→ **EXERCISE**
Write out the full listing again, exactly as it stands.

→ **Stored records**
· · ·

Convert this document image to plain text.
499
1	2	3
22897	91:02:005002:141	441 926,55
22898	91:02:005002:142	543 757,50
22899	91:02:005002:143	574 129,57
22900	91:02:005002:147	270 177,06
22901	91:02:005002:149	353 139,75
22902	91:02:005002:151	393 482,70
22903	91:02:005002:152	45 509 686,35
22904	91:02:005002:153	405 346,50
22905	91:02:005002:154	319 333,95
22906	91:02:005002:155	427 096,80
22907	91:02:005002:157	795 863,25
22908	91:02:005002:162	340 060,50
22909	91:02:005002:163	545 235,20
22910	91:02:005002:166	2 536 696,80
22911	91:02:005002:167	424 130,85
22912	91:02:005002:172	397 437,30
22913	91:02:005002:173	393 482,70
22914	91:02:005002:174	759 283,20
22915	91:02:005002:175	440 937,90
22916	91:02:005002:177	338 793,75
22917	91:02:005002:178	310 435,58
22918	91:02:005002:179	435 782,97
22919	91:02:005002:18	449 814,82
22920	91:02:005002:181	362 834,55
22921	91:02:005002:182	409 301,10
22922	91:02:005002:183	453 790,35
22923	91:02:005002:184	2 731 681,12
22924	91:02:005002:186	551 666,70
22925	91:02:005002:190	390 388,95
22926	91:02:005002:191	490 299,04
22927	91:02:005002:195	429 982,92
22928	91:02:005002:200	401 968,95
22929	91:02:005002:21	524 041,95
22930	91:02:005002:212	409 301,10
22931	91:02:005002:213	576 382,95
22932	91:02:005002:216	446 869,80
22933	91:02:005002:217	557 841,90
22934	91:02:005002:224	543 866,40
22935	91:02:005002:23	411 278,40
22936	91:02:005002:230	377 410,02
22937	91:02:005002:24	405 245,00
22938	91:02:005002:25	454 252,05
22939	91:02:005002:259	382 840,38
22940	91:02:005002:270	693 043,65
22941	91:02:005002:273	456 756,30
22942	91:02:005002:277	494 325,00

· · ·

→ **ANSWER TO THIS PROBLEM**
Convert this document image to plain text.
499
1	2	3
22897	91:02:005002:141	441 926,55
22898	91:02:005002:142	543 757,50
22899	91:02:005002:143	574 129,57
22900	91:02:005002:147	270 177,06
22901	91:02:005002:149	353 139,75
22902	91:02:005002:151	393 482,70
22903	91:02:005002:152	45 509 686,35
22904	91:02:005002:153	405 346,50
22905	91:02:005002:154	319 333,95
22906	91:02:005002:155	427 096,80
22907	91:02:005002:157	795 863,25
22908	91:02:005002:162	340 060,50
22909	91:02:005002:163	545 235,20
22910	91:02:005002:166	2 536 696,80
22911	91:02:005002:167	424 130,85
22912	91:02:005002:172	397 437,30
22913	91:02:005002:173	393 482,70
22914	91:02:005002:174	759 283,20
22915	91:02:005002:175	440 937,90
22916	91:02:005002:177	338 793,75
22917	91:02:005002:178	310 435,58
22918	91:02:005002:179	435 782,97
22919	91:02:005002:18	449 814,82
22920	91:02:005002:181	362 834,55
22921	91:02:005002:182	409 301,10
22922	91:02:005002:183	453 790,35
22923	91:02:005002:184	2 731 681,12
22924	91:02:005002:186	551 666,70
22925	91:02:005002:190	390 388,95
22926	91:02:005002:191	490 299,04
22927	91:02:005002:195	429 982,92
22928	91:02:005002:200	401 968,95
22929	91:02:005002:21	524 041,95
22930	91:02:005002:212	409 301,10
22931	91:02:005002:213	576 382,95
22932	91:02:005002:216	446 869,80
22933	91:02:005002:217	557 841,90
22934	91:02:005002:224	543 866,40
22935	91:02:005002:23	411 278,40
22936	91:02:005002:230	377 410,02
22937	91:02:005002:24	405 245,00
22938	91:02:005002:25	454 252,05
22939	91:02:005002:259	382 840,38
22940	91:02:005002:270	693 043,65
22941	91:02:005002:273	456 756,30
22942	91:02:005002:277	494 325,00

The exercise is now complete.